[What is expected] Below are records; count the lines that contain "stroke" and give only the total.

[Dataset records]

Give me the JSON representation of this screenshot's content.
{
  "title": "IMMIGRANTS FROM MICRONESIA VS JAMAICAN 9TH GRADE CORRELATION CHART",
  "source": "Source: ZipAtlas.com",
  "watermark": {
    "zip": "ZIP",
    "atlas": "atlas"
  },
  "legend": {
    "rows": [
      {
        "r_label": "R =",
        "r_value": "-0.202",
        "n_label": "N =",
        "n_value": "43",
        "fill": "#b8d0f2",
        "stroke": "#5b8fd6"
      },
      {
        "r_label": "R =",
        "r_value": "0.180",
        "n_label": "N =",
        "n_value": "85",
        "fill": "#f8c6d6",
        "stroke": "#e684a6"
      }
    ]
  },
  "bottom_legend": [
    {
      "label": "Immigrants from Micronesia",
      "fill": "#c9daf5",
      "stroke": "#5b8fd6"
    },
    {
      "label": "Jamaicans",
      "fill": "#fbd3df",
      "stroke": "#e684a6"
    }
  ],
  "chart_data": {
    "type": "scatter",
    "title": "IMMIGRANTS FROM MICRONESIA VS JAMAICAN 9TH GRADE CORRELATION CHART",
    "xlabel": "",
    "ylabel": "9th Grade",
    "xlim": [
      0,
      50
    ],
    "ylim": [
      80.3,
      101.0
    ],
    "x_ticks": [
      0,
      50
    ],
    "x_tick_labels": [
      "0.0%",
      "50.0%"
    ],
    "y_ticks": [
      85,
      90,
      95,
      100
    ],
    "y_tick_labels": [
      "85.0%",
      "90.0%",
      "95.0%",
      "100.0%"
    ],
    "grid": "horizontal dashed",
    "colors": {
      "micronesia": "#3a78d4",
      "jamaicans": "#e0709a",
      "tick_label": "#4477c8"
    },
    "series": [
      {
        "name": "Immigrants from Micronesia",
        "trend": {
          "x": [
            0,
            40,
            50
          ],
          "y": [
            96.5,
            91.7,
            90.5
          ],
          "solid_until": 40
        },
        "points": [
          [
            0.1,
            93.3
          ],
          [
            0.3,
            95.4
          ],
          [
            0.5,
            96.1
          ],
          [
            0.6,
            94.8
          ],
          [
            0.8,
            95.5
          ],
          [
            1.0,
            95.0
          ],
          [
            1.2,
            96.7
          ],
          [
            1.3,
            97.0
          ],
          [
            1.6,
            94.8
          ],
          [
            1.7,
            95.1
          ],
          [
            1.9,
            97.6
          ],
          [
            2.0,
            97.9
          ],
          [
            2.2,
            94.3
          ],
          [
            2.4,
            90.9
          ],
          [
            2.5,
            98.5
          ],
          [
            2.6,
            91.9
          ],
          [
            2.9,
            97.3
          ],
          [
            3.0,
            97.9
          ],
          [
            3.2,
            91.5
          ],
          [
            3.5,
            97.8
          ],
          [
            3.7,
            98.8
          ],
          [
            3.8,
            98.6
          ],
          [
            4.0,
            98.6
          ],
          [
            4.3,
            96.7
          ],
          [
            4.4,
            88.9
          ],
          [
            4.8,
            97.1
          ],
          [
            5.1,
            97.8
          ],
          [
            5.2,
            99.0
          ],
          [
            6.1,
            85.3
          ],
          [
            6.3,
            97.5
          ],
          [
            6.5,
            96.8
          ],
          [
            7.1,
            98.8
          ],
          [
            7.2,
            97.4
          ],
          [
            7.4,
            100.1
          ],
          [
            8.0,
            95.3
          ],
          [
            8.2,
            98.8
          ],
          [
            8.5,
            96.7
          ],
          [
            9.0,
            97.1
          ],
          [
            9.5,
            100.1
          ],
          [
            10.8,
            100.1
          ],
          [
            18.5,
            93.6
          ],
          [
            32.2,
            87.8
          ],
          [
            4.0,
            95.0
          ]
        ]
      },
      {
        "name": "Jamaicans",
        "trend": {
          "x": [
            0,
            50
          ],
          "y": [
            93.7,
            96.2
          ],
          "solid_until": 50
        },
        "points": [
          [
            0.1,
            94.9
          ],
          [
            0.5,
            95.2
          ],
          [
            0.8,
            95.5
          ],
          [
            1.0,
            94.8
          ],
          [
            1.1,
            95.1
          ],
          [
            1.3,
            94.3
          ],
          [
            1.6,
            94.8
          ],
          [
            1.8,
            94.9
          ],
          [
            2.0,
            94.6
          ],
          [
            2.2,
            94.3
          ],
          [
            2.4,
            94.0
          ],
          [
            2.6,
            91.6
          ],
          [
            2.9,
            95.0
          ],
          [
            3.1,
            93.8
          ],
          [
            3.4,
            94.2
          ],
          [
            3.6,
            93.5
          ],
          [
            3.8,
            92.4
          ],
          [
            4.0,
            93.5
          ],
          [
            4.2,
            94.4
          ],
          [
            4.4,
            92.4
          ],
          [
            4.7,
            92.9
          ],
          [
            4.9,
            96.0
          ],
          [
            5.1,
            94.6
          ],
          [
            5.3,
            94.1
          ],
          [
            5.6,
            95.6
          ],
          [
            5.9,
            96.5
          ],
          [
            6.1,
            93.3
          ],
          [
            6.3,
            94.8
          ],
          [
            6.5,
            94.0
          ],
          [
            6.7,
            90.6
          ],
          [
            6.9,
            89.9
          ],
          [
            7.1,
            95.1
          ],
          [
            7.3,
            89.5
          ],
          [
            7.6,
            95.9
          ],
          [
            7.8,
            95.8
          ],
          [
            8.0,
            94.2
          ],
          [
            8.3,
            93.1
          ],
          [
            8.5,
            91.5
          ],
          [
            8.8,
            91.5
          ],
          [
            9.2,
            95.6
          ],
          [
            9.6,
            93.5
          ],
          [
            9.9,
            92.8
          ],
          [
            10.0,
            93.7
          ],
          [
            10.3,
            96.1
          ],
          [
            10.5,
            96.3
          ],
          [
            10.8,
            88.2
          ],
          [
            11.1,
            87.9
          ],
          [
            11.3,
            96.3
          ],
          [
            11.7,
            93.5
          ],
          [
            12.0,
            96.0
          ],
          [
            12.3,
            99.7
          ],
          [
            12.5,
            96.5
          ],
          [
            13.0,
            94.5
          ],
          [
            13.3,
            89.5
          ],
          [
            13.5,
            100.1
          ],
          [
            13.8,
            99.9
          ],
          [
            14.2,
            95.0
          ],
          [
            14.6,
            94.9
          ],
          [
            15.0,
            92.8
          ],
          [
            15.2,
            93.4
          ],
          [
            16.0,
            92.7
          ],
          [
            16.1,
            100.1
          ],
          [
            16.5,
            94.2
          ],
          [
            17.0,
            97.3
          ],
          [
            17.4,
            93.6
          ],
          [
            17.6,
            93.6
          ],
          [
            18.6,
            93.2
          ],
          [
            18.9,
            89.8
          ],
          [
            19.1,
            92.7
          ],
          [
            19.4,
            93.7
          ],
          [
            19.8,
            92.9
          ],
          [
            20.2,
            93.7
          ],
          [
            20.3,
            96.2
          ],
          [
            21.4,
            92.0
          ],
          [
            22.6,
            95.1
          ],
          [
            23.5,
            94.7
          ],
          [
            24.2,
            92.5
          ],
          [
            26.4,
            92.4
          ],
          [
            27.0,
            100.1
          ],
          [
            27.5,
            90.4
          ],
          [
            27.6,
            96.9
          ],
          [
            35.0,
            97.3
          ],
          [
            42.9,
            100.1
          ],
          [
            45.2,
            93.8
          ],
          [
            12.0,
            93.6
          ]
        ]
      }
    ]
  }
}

[Answer for this exercise] 4